[Opening Exercise materials section]

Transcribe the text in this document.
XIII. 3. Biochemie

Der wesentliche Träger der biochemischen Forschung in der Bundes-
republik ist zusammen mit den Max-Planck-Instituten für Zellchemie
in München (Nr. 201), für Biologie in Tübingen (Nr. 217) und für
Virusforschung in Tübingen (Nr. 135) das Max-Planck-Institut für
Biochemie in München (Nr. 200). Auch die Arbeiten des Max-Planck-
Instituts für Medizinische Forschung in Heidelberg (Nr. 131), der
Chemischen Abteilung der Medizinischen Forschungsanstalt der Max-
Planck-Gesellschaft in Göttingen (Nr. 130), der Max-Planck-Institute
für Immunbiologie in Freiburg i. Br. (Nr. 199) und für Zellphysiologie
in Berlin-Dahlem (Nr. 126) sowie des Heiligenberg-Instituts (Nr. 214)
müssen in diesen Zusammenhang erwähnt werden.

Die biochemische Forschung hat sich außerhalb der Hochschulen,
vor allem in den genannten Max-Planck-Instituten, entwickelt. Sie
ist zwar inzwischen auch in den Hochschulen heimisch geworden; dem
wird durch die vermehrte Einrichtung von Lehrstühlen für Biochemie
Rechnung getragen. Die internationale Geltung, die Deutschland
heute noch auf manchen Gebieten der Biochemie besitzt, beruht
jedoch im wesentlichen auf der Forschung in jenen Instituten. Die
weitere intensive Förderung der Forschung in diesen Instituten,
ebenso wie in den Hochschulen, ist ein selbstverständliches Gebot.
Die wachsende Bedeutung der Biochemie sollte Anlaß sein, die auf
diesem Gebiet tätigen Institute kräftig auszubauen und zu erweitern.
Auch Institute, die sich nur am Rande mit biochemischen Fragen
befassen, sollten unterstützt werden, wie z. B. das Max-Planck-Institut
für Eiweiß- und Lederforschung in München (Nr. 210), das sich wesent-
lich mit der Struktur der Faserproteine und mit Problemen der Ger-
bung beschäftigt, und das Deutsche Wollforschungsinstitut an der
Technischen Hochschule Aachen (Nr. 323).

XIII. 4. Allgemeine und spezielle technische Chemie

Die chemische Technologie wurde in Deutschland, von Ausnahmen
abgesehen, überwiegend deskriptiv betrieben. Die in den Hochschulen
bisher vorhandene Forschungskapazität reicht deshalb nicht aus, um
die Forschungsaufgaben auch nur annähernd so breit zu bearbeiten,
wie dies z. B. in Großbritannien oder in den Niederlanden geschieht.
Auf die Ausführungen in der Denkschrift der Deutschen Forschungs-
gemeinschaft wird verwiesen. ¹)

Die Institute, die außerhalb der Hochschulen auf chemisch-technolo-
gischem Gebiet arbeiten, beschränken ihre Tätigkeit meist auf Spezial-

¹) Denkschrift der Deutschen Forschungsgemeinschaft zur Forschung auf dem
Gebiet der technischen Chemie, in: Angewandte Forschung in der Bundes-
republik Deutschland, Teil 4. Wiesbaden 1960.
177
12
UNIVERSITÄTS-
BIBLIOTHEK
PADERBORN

[Closing Exercise materials section]

What you have to do
Write out all the data again, exactly as it appears.

Exercise answer
Transcribe the text in this document.
XIII. 3. Biochemie

Der wesentliche Träger der biochemischen Forschung in der Bundes-
republik ist zusammen mit den Max-Planck-Instituten für Zellchemie
in München (Nr. 201), für Biologie in Tübingen (Nr. 217) und für
Virusforschung in Tübingen (Nr. 135) das Max-Planck-Institut für
Biochemie in München (Nr. 200). Auch die Arbeiten des Max-Planck-
Instituts für Medizinische Forschung in Heidelberg (Nr. 131), der
Chemischen Abteilung der Medizinischen Forschungsanstalt der Max-
Planck-Gesellschaft in Göttingen (Nr. 130), der Max-Planck-Institute
für Immunbiologie in Freiburg i. Br. (Nr. 199) und für Zellphysiologie
in Berlin-Dahlem (Nr. 126) sowie des Heiligenberg-Instituts (Nr. 214)
müssen in diesen Zusammenhang erwähnt werden.

Die biochemische Forschung hat sich außerhalb der Hochschulen,
vor allem in den genannten Max-Planck-Instituten, entwickelt. Sie
ist zwar inzwischen auch in den Hochschulen heimisch geworden; dem
wird durch die vermehrte Einrichtung von Lehrstühlen für Biochemie
Rechnung getragen. Die internationale Geltung, die Deutschland
heute noch auf manchen Gebieten der Biochemie besitzt, beruht
jedoch im wesentlichen auf der Forschung in jenen Instituten. Die
weitere intensive Förderung der Forschung in diesen Instituten,
ebenso wie in den Hochschulen, ist ein selbstverständliches Gebot.
Die wachsende Bedeutung der Biochemie sollte Anlaß sein, die auf
diesem Gebiet tätigen Institute kräftig auszubauen und zu erweitern.
Auch Institute, die sich nur am Rande mit biochemischen Fragen
befassen, sollten unterstützt werden, wie z. B. das Max-Planck-Institut
für Eiweiß- und Lederforschung in München (Nr. 210), das sich wesent-
lich mit der Struktur der Faserproteine und mit Problemen der Ger-
bung beschäftigt, und das Deutsche Wollforschungsinstitut an der
Technischen Hochschule Aachen (Nr. 323).

XIII. 4. Allgemeine und spezielle technische Chemie

Die chemische Technologie wurde in Deutschland, von Ausnahmen
abgesehen, überwiegend deskriptiv betrieben. Die in den Hochschulen
bisher vorhandene Forschungskapazität reicht deshalb nicht aus, um
die Forschungsaufgaben auch nur annähernd so breit zu bearbeiten,
wie dies z. B. in Großbritannien oder in den Niederlanden geschieht.
Auf die Ausführungen in der Denkschrift der Deutschen Forschungs-
gemeinschaft wird verwiesen. ¹)

Die Institute, die außerhalb der Hochschulen auf chemisch-technolo-
gischem Gebiet arbeiten, beschränken ihre Tätigkeit meist auf Spezial-

¹) Denkschrift der Deutschen Forschungsgemeinschaft zur Forschung auf dem
Gebiet der technischen Chemie, in: Angewandte Forschung in der Bundes-
republik Deutschland, Teil 4. Wiesbaden 1960.
177
12
UNIVERSITÄTS-
BIBLIOTHEK
PADERBORN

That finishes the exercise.